> _WRITTEN REQUEST_: Only lines with the word "menu" are needed; collect each of them from the listing below.

> _ENTRIES PROVIDED_:
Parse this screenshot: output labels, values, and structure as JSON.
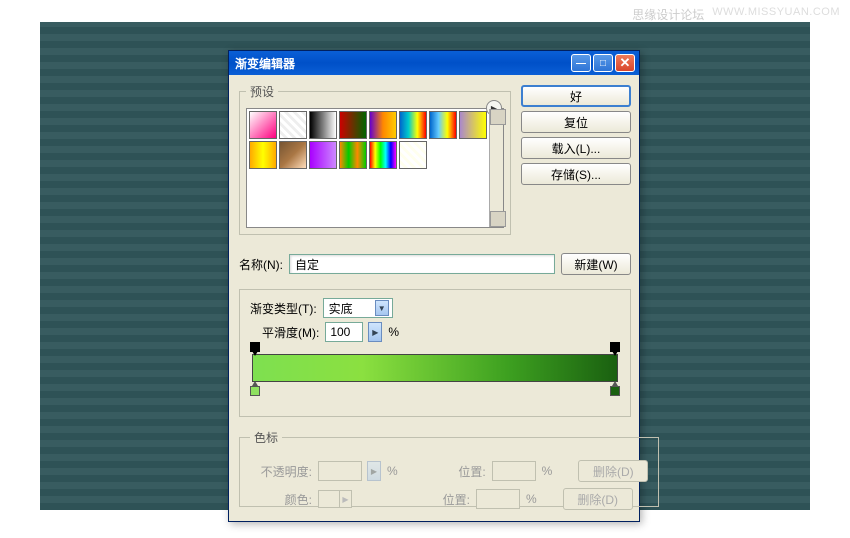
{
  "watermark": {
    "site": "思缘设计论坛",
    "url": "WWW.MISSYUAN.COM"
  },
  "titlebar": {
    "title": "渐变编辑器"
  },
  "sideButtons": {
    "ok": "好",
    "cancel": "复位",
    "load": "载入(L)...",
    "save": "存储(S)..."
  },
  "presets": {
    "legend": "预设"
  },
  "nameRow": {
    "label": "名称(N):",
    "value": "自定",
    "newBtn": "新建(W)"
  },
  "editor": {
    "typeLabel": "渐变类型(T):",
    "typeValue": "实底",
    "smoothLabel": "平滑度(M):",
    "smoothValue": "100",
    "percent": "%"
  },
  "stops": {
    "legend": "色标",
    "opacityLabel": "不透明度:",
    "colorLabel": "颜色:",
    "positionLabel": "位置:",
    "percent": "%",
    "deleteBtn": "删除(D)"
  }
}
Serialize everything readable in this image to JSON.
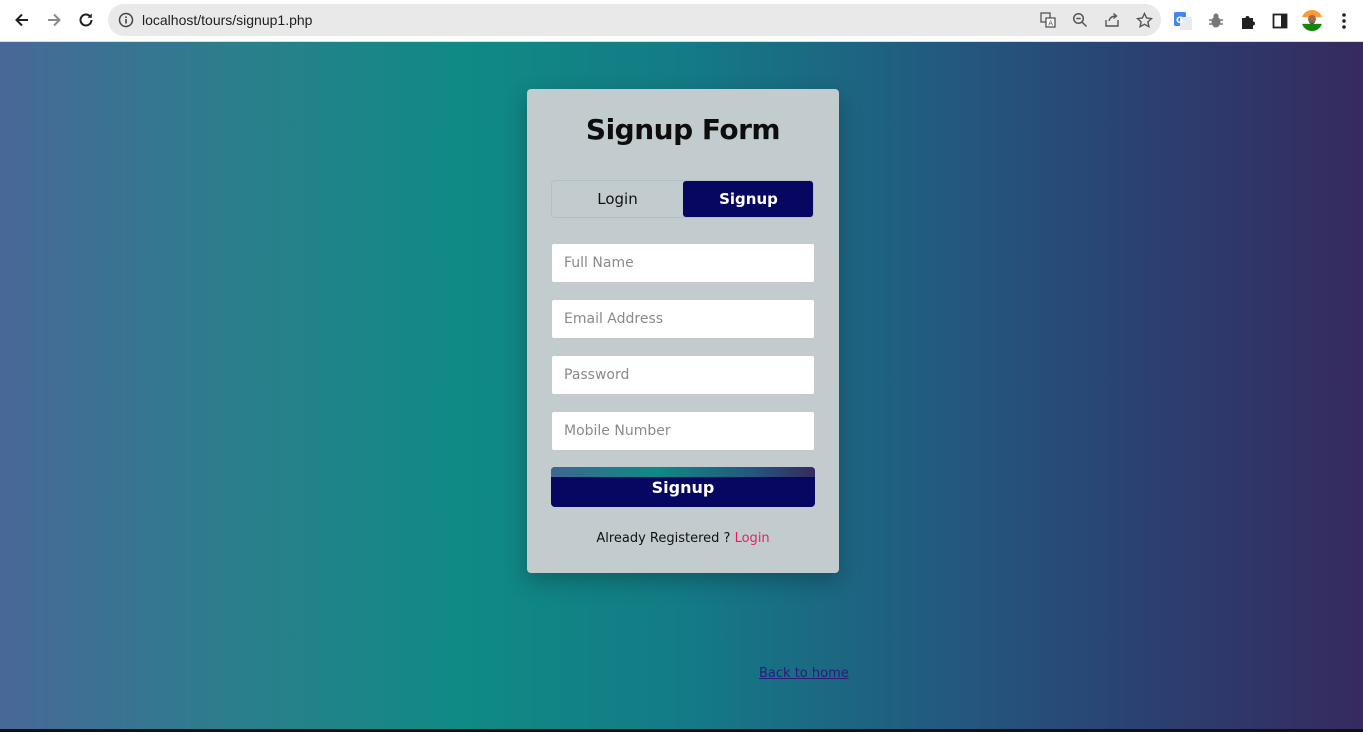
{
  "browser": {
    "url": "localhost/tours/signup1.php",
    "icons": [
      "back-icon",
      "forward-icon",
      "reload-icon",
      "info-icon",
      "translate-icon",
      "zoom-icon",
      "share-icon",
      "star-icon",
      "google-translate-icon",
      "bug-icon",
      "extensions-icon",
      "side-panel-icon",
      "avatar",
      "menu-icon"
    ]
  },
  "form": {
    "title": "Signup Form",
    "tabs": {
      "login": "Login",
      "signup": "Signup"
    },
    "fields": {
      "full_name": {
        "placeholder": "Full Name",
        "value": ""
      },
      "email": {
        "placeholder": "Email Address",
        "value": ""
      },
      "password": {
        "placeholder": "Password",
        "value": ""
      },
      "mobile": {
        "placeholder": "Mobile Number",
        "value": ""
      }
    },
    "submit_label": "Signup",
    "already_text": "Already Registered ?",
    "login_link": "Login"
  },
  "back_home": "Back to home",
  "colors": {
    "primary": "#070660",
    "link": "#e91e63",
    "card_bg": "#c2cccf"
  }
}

...

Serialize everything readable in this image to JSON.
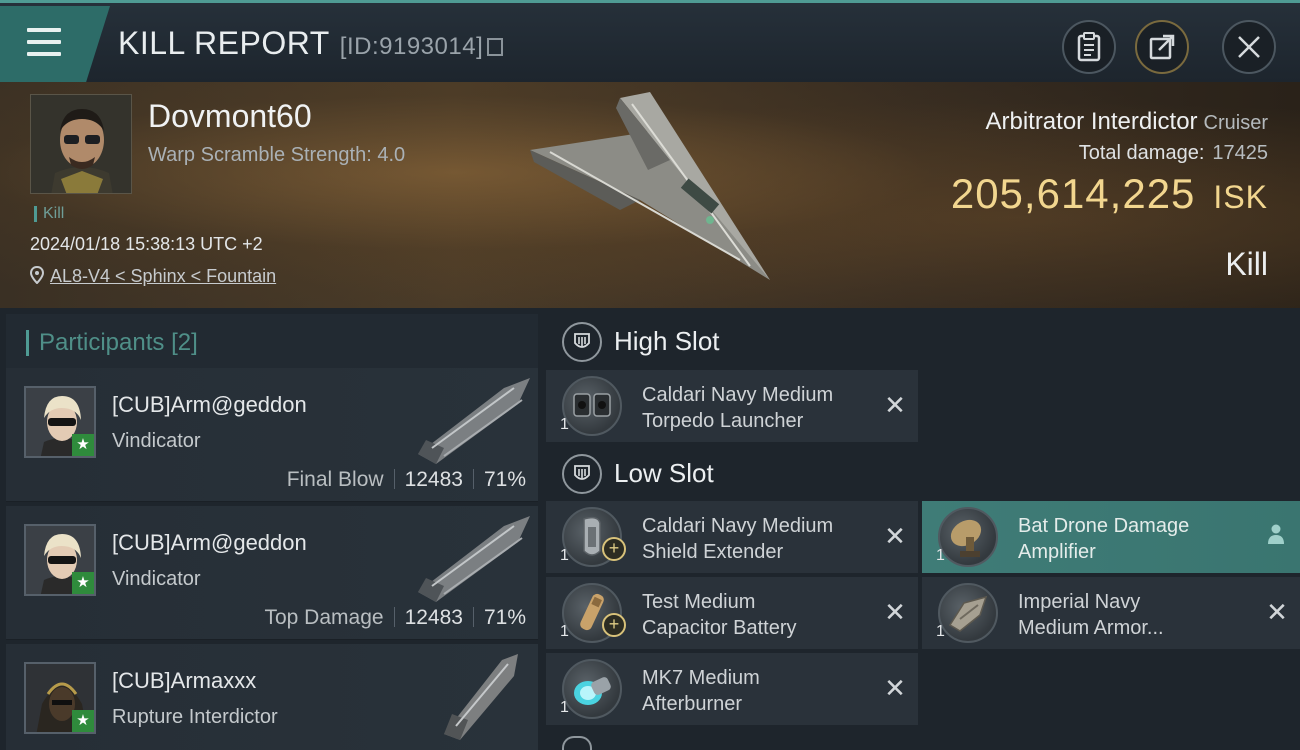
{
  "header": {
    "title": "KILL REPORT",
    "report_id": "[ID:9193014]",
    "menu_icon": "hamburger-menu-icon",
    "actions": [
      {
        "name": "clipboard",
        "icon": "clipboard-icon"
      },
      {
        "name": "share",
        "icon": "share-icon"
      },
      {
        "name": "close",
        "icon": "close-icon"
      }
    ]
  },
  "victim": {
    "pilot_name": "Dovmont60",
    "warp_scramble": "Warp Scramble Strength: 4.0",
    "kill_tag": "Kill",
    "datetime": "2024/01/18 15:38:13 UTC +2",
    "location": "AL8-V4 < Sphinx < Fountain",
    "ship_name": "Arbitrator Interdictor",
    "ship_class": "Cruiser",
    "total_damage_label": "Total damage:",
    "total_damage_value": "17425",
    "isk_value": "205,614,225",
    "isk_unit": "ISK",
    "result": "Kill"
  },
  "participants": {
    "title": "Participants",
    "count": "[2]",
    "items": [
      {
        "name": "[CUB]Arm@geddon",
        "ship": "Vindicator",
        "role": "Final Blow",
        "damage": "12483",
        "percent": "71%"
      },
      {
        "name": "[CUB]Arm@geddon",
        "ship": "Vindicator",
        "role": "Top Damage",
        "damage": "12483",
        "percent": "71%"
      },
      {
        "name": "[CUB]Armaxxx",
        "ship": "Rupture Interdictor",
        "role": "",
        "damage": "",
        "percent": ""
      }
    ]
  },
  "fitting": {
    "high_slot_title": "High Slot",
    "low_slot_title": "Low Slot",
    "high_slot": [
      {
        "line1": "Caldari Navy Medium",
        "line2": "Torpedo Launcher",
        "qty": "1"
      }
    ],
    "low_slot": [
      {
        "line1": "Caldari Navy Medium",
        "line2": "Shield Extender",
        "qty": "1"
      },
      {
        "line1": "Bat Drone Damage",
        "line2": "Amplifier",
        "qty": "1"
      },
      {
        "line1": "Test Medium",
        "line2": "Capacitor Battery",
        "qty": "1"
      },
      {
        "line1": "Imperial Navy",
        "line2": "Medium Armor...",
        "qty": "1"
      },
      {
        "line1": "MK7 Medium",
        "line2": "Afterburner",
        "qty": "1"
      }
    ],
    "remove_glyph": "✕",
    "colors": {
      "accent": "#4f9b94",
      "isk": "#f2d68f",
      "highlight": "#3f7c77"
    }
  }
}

==

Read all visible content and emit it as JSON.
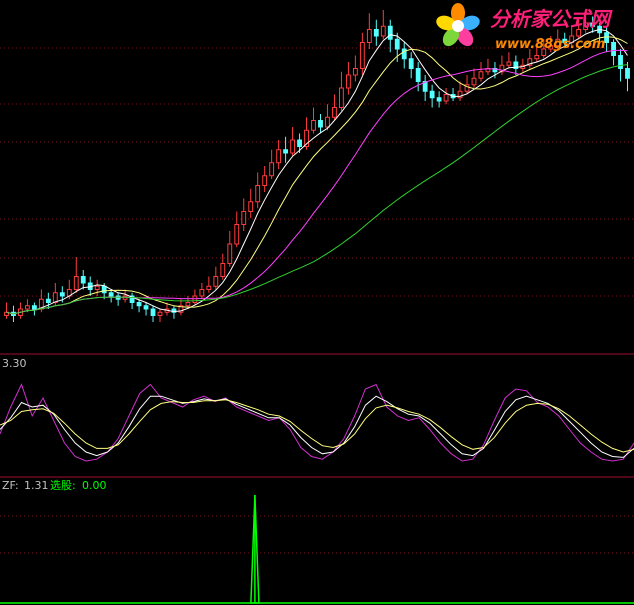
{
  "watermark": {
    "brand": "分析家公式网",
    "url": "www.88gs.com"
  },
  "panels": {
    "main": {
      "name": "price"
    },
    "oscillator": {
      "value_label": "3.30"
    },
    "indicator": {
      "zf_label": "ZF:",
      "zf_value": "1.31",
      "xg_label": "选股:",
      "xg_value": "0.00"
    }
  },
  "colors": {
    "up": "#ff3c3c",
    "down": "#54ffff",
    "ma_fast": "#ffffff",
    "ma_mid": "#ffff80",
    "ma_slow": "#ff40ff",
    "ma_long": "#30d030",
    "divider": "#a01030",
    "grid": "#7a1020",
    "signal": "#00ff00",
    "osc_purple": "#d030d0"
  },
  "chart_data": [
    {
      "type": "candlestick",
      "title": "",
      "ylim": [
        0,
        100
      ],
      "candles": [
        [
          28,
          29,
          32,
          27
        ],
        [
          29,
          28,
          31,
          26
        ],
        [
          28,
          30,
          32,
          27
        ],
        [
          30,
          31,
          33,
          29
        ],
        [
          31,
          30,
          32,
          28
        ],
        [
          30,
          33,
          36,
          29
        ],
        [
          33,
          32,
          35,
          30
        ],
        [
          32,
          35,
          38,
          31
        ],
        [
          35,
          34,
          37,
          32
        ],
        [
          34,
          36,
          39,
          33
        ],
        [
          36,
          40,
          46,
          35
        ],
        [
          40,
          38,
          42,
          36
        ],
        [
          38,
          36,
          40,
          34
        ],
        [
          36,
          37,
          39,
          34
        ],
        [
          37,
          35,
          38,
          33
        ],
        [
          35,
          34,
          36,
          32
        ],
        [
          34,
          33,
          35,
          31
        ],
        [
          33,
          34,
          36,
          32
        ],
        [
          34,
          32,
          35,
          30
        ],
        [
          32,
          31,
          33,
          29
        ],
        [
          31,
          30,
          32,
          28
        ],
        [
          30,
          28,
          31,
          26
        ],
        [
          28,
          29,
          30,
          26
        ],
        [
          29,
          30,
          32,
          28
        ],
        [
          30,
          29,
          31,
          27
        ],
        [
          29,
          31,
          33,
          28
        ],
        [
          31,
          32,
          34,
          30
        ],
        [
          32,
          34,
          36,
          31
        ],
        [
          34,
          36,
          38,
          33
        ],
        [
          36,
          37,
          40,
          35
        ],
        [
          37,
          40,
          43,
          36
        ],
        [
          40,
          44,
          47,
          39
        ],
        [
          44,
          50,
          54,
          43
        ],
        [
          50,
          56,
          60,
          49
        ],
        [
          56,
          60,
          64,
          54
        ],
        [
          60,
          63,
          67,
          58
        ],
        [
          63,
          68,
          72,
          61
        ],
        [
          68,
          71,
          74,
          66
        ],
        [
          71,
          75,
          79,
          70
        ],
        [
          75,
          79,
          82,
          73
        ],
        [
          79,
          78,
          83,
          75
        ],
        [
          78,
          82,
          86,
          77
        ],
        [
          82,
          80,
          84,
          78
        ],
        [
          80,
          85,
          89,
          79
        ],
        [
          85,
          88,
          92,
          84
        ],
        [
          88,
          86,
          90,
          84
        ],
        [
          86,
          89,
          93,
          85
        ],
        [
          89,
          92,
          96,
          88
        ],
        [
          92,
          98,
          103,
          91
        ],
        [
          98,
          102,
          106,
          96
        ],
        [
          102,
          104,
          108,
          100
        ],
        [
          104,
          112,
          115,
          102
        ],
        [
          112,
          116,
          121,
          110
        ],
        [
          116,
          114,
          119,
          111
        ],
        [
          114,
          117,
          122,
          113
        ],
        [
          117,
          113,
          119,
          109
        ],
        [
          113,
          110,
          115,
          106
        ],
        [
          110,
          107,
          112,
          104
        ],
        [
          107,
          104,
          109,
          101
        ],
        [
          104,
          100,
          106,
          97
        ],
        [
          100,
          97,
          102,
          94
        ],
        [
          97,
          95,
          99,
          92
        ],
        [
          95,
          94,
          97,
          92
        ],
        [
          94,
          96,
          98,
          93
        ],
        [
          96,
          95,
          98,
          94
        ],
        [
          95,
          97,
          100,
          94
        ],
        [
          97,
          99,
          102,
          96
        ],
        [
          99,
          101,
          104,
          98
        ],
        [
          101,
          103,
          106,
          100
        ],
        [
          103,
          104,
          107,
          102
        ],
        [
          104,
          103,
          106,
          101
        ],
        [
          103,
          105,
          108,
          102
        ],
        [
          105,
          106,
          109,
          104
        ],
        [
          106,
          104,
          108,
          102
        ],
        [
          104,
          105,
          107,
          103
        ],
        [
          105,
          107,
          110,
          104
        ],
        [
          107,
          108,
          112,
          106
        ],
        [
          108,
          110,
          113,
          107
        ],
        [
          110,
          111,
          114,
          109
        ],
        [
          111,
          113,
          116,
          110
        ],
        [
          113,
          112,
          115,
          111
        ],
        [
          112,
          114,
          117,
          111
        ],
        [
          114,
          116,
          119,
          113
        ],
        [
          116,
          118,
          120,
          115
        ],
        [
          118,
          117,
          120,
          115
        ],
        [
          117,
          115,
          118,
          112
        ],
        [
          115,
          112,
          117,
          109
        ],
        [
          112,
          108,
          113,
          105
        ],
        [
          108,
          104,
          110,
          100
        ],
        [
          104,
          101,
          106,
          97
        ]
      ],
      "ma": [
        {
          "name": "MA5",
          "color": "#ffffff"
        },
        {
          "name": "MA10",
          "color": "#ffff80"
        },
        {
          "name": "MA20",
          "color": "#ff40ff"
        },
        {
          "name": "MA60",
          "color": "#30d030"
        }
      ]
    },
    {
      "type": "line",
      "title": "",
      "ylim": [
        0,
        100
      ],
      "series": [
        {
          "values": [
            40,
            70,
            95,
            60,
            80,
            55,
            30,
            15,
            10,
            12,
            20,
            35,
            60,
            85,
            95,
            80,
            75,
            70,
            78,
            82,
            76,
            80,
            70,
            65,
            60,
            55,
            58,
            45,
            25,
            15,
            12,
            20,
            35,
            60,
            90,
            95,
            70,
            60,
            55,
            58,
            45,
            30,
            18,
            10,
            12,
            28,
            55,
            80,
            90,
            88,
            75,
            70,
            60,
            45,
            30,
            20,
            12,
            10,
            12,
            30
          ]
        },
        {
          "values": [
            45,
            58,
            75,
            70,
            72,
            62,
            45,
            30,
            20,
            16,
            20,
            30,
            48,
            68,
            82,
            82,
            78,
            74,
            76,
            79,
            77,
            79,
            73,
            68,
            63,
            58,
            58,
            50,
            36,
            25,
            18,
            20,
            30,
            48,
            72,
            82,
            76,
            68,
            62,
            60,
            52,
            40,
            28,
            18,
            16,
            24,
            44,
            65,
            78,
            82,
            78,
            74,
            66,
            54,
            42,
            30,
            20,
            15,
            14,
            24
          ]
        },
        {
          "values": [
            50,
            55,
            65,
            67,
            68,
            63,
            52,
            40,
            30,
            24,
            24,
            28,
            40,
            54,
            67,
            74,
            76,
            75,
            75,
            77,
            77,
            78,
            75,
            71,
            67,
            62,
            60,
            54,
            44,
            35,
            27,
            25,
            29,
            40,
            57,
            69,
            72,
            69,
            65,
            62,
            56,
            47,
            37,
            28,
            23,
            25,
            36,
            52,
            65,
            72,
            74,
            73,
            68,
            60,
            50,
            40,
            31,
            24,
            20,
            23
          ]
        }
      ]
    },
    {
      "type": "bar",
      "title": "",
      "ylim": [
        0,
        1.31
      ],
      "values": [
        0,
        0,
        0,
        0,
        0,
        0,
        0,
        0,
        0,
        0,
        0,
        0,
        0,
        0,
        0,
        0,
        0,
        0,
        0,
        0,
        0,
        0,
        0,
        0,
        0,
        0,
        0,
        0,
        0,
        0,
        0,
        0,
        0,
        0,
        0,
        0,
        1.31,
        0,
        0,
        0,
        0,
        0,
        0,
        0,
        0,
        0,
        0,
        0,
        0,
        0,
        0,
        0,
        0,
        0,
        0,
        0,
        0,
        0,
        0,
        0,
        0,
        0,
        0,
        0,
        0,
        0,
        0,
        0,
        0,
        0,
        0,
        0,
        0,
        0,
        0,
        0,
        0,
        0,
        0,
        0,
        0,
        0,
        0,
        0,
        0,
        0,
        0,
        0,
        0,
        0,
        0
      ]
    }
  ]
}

> _SOLUTION FOR THIS TASK_:
      "menu-icon"
    "menu_icon": "hamburger-menu-icon",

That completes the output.